» **Dataset entries**
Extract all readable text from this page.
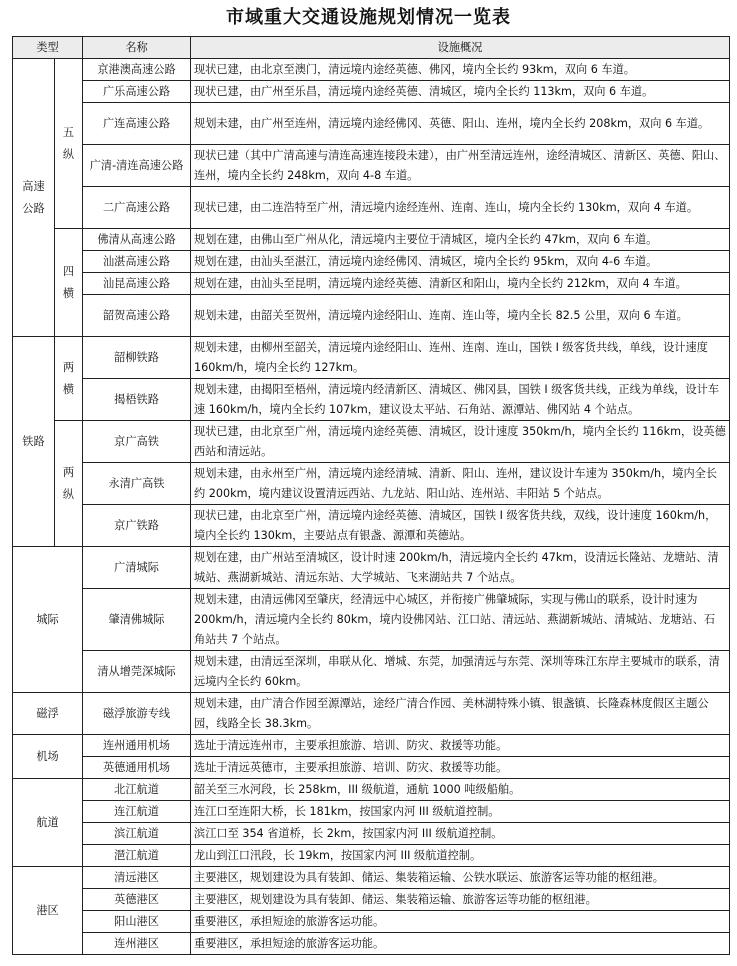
市域重大交通设施规划情况一览表
类型		名称	设施概况
高速公路	五纵	京港澳高速公路	现状已建，由北京至澳门，清远境内途经英德、佛冈，境内全长约 93km，双向 6 车道。
		广乐高速公路	现状已建，由广州至乐昌，清远境内途经英德、清城区，境内全长约 113km，双向 6 车道。
		广连高速公路	规划未建，由广州至连州，清远境内途经佛冈、英德、阳山、连州，境内全长约 208km，双向 6 车道。
		广清-清连高速公路	现状已建（其中广清高速与清连高速连接段未建），由广州至清远连州，途经清城区、清新区、英德、阳山、连州，境内全长约 248km，双向 4-8 车道。
		二广高速公路	现状已建，由二连浩特至广州，清远境内途经连州、连南、连山，境内全长约 130km，双向 4 车道。
	四横	佛清从高速公路	规划在建，由佛山至广州从化，清远境内主要位于清城区，境内全长约 47km，双向 6 车道。
		汕湛高速公路	规划在建，由汕头至湛江，清远境内途经佛冈、清城区，境内全长约 95km，双向 4-6 车道。
		汕昆高速公路	规划在建，由汕头至昆明，清远境内途经英德、清新区和阳山，境内全长约 212km，双向 4 车道。
		韶贺高速公路	规划未建，由韶关至贺州，清远境内途经阳山、连南、连山等，境内全长 82.5 公里，双向 6 车道。
铁路	两横	韶柳铁路	规划未建，由柳州至韶关，清远境内途经阳山、连州、连南、连山，国铁 I 级客货共线，单线，设计速度 160km/h，境内全长约 127km。
		揭梧铁路	规划未建，由揭阳至梧州，清远境内经清新区、清城区、佛冈县，国铁 I 级客货共线，正线为单线，设计车速 160km/h，境内全长约 107km，建议设太平站、石角站、源潭站、佛冈站 4 个站点。
	两纵	京广高铁	现状已建，由北京至广州，清远境内途经英德、清城区，设计速度 350km/h，境内全长约 116km，设英德西站和清远站。
		永清广高铁	规划未建，由永州至广州，清远境内途经清城、清新、阳山、连州，建议设计车速为 350km/h，境内全长约 200km，境内建议设置清远西站、九龙站、阳山站、连州站、丰阳站 5 个站点。
		京广铁路	现状已建，由北京至广州，清远境内途经英德、清城区，国铁 I 级客货共线，双线，设计速度 160km/h，境内全长约 130km，主要站点有银盏、源潭和英德站。
城际		广清城际	规划在建，由广州站至清城区，设计时速 200km/h，清远境内全长约 47km，设清远长隆站、龙塘站、清城站、燕湖新城站、清远东站、大学城站、飞来湖站共 7 个站点。
		肇清佛城际	规划未建，由清远佛冈至肇庆，经清远中心城区，并衔接广佛肇城际，实现与佛山的联系，设计时速为 200km/h，清远境内全长约 80km，境内设佛冈站、江口站、清远站、燕湖新城站、清城站、龙塘站、石角站共 7 个站点。
		清从增莞深城际	规划未建，由清远至深圳，串联从化、增城、东莞，加强清远与东莞、深圳等珠江东岸主要城市的联系，清远境内全长约 60km。
磁浮		磁浮旅游专线	规划未建，由广清合作园至源潭站，途经广清合作园、美林湖特殊小镇、银盏镇、长隆森林度假区主题公园，线路全长 38.3km。
机场		连州通用机场	选址于清远连州市，主要承担旅游、培训、防灾、救援等功能。
		英德通用机场	选址于清远英德市，主要承担旅游、培训、防灾、救援等功能。
航道		北江航道	韶关至三水河段，长 258km，III 级航道，通航 1000 吨级船舶。
		连江航道	连江口至连阳大桥，长 181km，按国家内河 III 级航道控制。
		滨江航道	滨江口至 354 省道桥，长 2km，按国家内河 III 级航道控制。
		潖江航道	龙山到江口汛段，长 19km，按国家内河 III 级航道控制。
港区		清远港区	主要港区，规划建设为具有装卸、储运、集装箱运输、公铁水联运、旅游客运等功能的枢纽港。
		英德港区	主要港区，规划建设为具有装卸、储运、集装箱运输、旅游客运等功能的枢纽港。
		阳山港区	重要港区，承担短途的旅游客运功能。
		连州港区	重要港区，承担短途的旅游客运功能。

» **PROBLEM DETAILS**
Make an exact copy of the data above, pictures excluded.

» **FINISHED EXERCISE**
Extract all readable text from this page.
市域重大交通设施规划情况一览表
类型		名称	设施概况
高速公路	五纵	京港澳高速公路	现状已建，由北京至澳门，清远境内途经英德、佛冈，境内全长约 93km，双向 6 车道。
		广乐高速公路	现状已建，由广州至乐昌，清远境内途经英德、清城区，境内全长约 113km，双向 6 车道。
		广连高速公路	规划未建，由广州至连州，清远境内途经佛冈、英德、阳山、连州，境内全长约 208km，双向 6 车道。
		广清-清连高速公路	现状已建（其中广清高速与清连高速连接段未建），由广州至清远连州，途经清城区、清新区、英德、阳山、连州，境内全长约 248km，双向 4-8 车道。
		二广高速公路	现状已建，由二连浩特至广州，清远境内途经连州、连南、连山，境内全长约 130km，双向 4 车道。
	四横	佛清从高速公路	规划在建，由佛山至广州从化，清远境内主要位于清城区，境内全长约 47km，双向 6 车道。
		汕湛高速公路	规划在建，由汕头至湛江，清远境内途经佛冈、清城区，境内全长约 95km，双向 4-6 车道。
		汕昆高速公路	规划在建，由汕头至昆明，清远境内途经英德、清新区和阳山，境内全长约 212km，双向 4 车道。
		韶贺高速公路	规划未建，由韶关至贺州，清远境内途经阳山、连南、连山等，境内全长 82.5 公里，双向 6 车道。
铁路	两横	韶柳铁路	规划未建，由柳州至韶关，清远境内途经阳山、连州、连南、连山，国铁 I 级客货共线，单线，设计速度 160km/h，境内全长约 127km。
		揭梧铁路	规划未建，由揭阳至梧州，清远境内经清新区、清城区、佛冈县，国铁 I 级客货共线，正线为单线，设计车速 160km/h，境内全长约 107km，建议设太平站、石角站、源潭站、佛冈站 4 个站点。
	两纵	京广高铁	现状已建，由北京至广州，清远境内途经英德、清城区，设计速度 350km/h，境内全长约 116km，设英德西站和清远站。
		永清广高铁	规划未建，由永州至广州，清远境内途经清城、清新、阳山、连州，建议设计车速为 350km/h，境内全长约 200km，境内建议设置清远西站、九龙站、阳山站、连州站、丰阳站 5 个站点。
		京广铁路	现状已建，由北京至广州，清远境内途经英德、清城区，国铁 I 级客货共线，双线，设计速度 160km/h，境内全长约 130km，主要站点有银盏、源潭和英德站。
城际		广清城际	规划在建，由广州站至清城区，设计时速 200km/h，清远境内全长约 47km，设清远长隆站、龙塘站、清城站、燕湖新城站、清远东站、大学城站、飞来湖站共 7 个站点。
		肇清佛城际	规划未建，由清远佛冈至肇庆，经清远中心城区，并衔接广佛肇城际，实现与佛山的联系，设计时速为 200km/h，清远境内全长约 80km，境内设佛冈站、江口站、清远站、燕湖新城站、清城站、龙塘站、石角站共 7 个站点。
		清从增莞深城际	规划未建，由清远至深圳，串联从化、增城、东莞，加强清远与东莞、深圳等珠江东岸主要城市的联系，清远境内全长约 60km。
磁浮		磁浮旅游专线	规划未建，由广清合作园至源潭站，途经广清合作园、美林湖特殊小镇、银盏镇、长隆森林度假区主题公园，线路全长 38.3km。
机场		连州通用机场	选址于清远连州市，主要承担旅游、培训、防灾、救援等功能。
		英德通用机场	选址于清远英德市，主要承担旅游、培训、防灾、救援等功能。
航道		北江航道	韶关至三水河段，长 258km，III 级航道，通航 1000 吨级船舶。
		连江航道	连江口至连阳大桥，长 181km，按国家内河 III 级航道控制。
		滨江航道	滨江口至 354 省道桥，长 2km，按国家内河 III 级航道控制。
		潖江航道	龙山到江口汛段，长 19km，按国家内河 III 级航道控制。
港区		清远港区	主要港区，规划建设为具有装卸、储运、集装箱运输、公铁水联运、旅游客运等功能的枢纽港。
		英德港区	主要港区，规划建设为具有装卸、储运、集装箱运输、旅游客运等功能的枢纽港。
		阳山港区	重要港区，承担短途的旅游客运功能。
		连州港区	重要港区，承担短途的旅游客运功能。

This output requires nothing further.